Aim of the exercise
Repeat the material exactly, leaving nothing out.

++++++++++

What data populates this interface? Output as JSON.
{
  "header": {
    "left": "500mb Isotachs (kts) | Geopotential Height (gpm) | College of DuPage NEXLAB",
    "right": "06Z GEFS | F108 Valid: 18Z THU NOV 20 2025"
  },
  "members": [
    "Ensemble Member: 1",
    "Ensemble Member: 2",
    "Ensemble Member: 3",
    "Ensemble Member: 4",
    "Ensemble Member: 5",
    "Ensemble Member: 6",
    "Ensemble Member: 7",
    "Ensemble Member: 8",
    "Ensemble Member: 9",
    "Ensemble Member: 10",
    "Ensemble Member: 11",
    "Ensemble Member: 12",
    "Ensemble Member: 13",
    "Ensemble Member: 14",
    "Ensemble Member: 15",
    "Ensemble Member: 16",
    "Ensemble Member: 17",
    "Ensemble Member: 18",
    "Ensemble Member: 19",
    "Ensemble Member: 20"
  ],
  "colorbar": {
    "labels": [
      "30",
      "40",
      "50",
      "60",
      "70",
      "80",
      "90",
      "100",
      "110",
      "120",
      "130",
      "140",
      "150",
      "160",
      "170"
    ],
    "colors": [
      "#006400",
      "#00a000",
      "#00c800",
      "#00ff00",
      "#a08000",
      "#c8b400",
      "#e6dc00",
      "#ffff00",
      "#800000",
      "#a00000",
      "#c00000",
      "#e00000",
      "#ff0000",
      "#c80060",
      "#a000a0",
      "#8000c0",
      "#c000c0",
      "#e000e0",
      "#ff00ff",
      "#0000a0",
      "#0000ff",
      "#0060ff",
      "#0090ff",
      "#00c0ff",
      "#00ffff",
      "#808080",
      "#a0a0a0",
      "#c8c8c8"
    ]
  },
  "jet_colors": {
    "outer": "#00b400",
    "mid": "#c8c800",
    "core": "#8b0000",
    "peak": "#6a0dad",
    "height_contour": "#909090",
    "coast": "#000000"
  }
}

++++++++++

The output
What data populates this interface? Output as JSON.
{
  "header": {
    "left": "500mb Isotachs (kts) | Geopotential Height (gpm) | College of DuPage NEXLAB",
    "right": "06Z GEFS | F108 Valid: 18Z THU NOV 20 2025"
  },
  "members": [
    "Ensemble Member: 1",
    "Ensemble Member: 2",
    "Ensemble Member: 3",
    "Ensemble Member: 4",
    "Ensemble Member: 5",
    "Ensemble Member: 6",
    "Ensemble Member: 7",
    "Ensemble Member: 8",
    "Ensemble Member: 9",
    "Ensemble Member: 10",
    "Ensemble Member: 11",
    "Ensemble Member: 12",
    "Ensemble Member: 13",
    "Ensemble Member: 14",
    "Ensemble Member: 15",
    "Ensemble Member: 16",
    "Ensemble Member: 17",
    "Ensemble Member: 18",
    "Ensemble Member: 19",
    "Ensemble Member: 20"
  ],
  "colorbar": {
    "labels": [
      "30",
      "40",
      "50",
      "60",
      "70",
      "80",
      "90",
      "100",
      "110",
      "120",
      "130",
      "140",
      "150",
      "160",
      "170"
    ],
    "colors": [
      "#006400",
      "#00a000",
      "#00c800",
      "#00ff00",
      "#a08000",
      "#c8b400",
      "#e6dc00",
      "#ffff00",
      "#800000",
      "#a00000",
      "#c00000",
      "#e00000",
      "#ff0000",
      "#c80060",
      "#a000a0",
      "#8000c0",
      "#c000c0",
      "#e000e0",
      "#ff00ff",
      "#0000a0",
      "#0000ff",
      "#0060ff",
      "#0090ff",
      "#00c0ff",
      "#00ffff",
      "#808080",
      "#a0a0a0",
      "#c8c8c8"
    ]
  },
  "jet_colors": {
    "outer": "#00b400",
    "mid": "#c8c800",
    "core": "#8b0000",
    "peak": "#6a0dad",
    "height_contour": "#909090",
    "coast": "#000000"
  }
}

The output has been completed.